Extracted records:
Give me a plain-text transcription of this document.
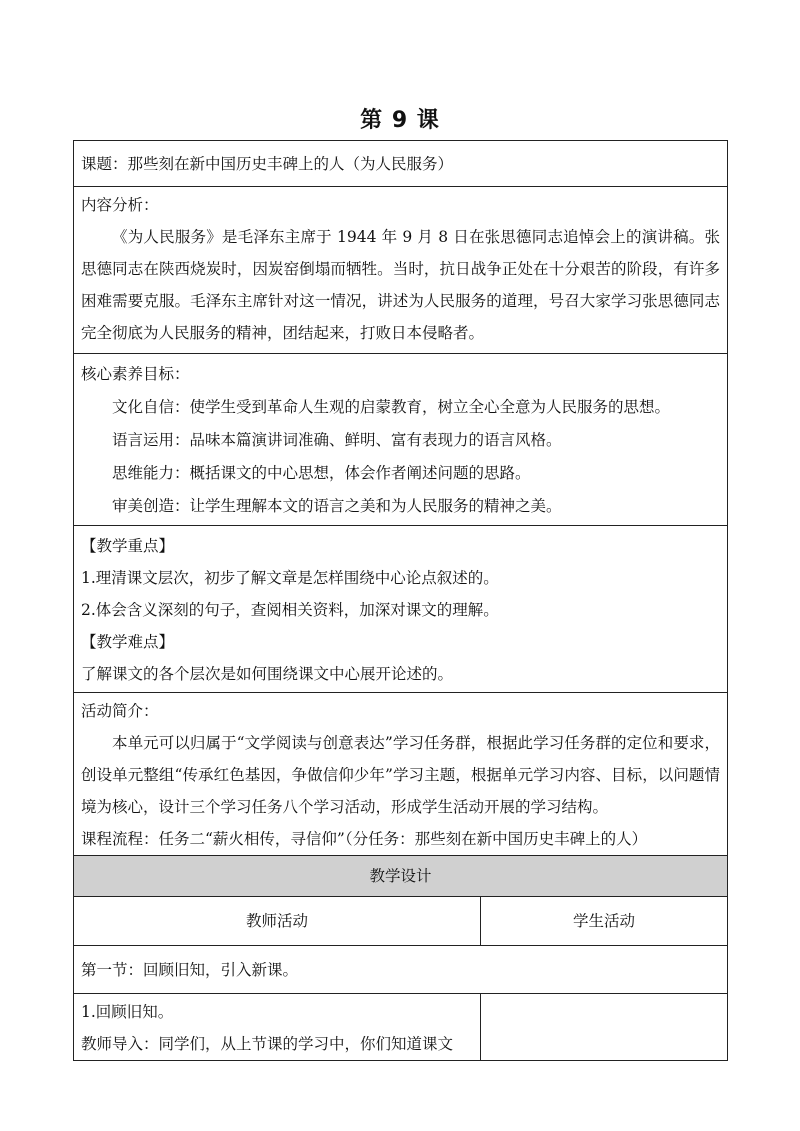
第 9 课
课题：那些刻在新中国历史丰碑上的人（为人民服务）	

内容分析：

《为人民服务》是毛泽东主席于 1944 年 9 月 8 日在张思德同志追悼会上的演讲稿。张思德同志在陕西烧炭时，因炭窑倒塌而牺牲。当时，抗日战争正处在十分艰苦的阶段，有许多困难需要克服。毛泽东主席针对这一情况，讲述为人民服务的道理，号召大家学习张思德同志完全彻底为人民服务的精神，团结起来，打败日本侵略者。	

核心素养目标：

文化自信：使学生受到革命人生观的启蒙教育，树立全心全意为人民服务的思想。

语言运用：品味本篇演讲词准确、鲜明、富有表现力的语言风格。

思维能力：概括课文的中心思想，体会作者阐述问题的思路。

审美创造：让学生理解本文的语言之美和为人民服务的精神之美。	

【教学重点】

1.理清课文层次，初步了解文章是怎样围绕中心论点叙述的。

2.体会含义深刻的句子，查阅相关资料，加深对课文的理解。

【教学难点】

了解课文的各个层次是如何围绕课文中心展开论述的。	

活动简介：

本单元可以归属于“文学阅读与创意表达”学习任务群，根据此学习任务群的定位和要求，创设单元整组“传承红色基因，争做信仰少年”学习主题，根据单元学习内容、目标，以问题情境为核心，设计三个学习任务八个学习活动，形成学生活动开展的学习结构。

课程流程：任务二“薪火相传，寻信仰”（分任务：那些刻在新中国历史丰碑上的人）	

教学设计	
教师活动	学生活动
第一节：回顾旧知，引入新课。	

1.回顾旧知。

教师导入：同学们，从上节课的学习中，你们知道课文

▸ PROBLEM REQUIREMENTS
Only lines with the word "那些刻在新中国历史丰碑上的人" should be collected from the material.

▸ OUTPUT BELOW
课题：那些刻在新中国历史丰碑上的人（为人民服务）	
课程流程：任务二“薪火相传，寻信仰”（分任务：那些刻在新中国历史丰碑上的人）	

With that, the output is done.